What the task requires
Extract, from the records beneath this instruction, each line that contains the word "Support".
******
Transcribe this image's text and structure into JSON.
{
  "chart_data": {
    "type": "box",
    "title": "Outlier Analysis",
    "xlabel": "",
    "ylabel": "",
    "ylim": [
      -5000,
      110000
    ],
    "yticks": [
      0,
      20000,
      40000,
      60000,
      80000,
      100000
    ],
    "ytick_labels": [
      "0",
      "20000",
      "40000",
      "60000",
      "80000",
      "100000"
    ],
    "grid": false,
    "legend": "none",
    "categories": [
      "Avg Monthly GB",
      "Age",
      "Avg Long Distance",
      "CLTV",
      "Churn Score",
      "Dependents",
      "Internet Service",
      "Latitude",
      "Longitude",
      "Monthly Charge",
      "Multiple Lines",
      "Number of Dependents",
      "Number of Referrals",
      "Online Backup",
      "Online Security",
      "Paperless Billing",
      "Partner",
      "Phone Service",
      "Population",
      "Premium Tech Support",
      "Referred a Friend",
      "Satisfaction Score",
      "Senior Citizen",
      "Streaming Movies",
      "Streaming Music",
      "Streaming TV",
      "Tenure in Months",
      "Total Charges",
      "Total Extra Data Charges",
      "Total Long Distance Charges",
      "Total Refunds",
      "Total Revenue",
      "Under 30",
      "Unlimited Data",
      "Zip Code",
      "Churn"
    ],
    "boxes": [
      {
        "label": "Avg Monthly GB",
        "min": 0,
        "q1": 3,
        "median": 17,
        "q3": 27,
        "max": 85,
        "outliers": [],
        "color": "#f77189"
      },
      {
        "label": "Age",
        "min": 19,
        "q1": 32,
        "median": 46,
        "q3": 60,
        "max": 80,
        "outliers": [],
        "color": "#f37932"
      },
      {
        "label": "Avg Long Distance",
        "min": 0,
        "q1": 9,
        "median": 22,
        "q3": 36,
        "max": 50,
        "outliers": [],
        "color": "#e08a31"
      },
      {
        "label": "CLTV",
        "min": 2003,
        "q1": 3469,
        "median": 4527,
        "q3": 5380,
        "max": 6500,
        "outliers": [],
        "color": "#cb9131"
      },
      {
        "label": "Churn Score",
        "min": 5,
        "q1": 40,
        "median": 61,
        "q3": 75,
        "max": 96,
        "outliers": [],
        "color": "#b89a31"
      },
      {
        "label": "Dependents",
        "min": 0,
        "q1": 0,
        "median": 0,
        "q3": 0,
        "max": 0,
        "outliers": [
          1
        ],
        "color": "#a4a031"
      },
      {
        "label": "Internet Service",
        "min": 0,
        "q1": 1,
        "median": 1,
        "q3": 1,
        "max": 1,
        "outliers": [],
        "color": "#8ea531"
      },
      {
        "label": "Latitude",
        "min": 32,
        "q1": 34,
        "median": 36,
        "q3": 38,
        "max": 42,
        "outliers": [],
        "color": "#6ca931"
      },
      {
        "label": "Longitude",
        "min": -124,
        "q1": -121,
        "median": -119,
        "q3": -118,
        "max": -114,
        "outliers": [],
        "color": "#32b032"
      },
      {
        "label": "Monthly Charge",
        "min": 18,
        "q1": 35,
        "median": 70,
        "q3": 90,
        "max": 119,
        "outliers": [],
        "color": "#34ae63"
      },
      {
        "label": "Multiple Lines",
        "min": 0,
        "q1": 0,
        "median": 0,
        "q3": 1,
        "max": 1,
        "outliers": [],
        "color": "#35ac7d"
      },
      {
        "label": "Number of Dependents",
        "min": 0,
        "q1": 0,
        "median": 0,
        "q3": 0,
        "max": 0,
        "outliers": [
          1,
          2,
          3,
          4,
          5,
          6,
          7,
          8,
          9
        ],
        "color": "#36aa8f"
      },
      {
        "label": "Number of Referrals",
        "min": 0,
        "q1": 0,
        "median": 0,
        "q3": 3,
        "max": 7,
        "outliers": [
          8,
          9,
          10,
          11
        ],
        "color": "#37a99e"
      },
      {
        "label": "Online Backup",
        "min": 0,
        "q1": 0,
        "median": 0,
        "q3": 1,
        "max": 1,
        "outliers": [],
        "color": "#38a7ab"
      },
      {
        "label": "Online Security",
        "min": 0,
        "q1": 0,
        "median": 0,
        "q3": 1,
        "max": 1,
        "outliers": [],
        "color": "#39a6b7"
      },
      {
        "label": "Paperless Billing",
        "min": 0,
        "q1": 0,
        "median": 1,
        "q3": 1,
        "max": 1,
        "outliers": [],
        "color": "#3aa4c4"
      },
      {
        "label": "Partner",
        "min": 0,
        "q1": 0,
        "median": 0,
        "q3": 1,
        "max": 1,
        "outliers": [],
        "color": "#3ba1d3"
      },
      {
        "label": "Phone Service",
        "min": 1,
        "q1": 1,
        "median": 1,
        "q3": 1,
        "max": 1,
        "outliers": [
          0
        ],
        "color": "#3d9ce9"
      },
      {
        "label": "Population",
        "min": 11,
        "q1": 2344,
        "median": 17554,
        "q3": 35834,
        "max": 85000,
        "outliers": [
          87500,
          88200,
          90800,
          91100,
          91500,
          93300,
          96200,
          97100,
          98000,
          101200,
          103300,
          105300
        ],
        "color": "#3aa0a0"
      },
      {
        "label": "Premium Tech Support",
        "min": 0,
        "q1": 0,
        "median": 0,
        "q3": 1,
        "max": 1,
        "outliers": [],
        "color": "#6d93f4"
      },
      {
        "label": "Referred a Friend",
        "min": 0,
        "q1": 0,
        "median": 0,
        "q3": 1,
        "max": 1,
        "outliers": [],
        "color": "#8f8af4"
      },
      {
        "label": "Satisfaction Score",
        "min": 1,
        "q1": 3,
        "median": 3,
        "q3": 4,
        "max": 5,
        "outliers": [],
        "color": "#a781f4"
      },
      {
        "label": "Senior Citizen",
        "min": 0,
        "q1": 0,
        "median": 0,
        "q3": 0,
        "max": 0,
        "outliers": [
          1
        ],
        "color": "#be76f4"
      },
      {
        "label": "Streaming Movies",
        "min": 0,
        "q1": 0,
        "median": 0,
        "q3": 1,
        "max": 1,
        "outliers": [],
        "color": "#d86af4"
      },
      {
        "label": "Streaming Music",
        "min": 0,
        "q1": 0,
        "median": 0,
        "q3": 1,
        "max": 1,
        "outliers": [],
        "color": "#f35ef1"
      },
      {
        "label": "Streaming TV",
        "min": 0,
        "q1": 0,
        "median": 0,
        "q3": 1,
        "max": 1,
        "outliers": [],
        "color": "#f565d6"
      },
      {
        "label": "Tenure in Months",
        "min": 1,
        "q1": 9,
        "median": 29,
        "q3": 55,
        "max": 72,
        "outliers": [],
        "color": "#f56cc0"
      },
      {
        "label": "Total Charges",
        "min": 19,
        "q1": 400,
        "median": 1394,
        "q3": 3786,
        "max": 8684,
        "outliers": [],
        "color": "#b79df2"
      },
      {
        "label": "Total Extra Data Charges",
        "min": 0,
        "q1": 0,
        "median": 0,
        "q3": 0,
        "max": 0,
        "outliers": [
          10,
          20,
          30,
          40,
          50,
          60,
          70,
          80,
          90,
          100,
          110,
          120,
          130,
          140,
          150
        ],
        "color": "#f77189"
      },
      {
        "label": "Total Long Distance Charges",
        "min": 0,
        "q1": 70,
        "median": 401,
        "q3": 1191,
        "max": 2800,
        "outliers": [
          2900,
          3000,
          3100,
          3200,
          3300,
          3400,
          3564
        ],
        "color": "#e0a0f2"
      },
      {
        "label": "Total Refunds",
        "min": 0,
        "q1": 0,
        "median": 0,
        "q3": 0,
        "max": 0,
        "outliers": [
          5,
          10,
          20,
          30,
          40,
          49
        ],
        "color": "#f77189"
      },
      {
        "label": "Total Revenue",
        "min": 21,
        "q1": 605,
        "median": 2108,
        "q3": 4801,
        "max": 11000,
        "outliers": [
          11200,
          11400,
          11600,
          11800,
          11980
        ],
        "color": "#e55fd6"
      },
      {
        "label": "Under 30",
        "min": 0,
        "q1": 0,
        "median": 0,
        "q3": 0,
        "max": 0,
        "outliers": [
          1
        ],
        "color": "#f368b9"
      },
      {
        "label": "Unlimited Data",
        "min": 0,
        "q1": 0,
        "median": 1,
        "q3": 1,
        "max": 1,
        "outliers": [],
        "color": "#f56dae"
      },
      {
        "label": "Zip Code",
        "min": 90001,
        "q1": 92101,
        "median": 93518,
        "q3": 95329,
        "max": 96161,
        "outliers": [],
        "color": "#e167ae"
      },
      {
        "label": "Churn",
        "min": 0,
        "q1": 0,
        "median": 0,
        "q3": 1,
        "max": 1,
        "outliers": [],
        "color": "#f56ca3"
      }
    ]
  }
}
******
Solution to this exercise
      "Premium Tech Support",
        "label": "Premium Tech Support",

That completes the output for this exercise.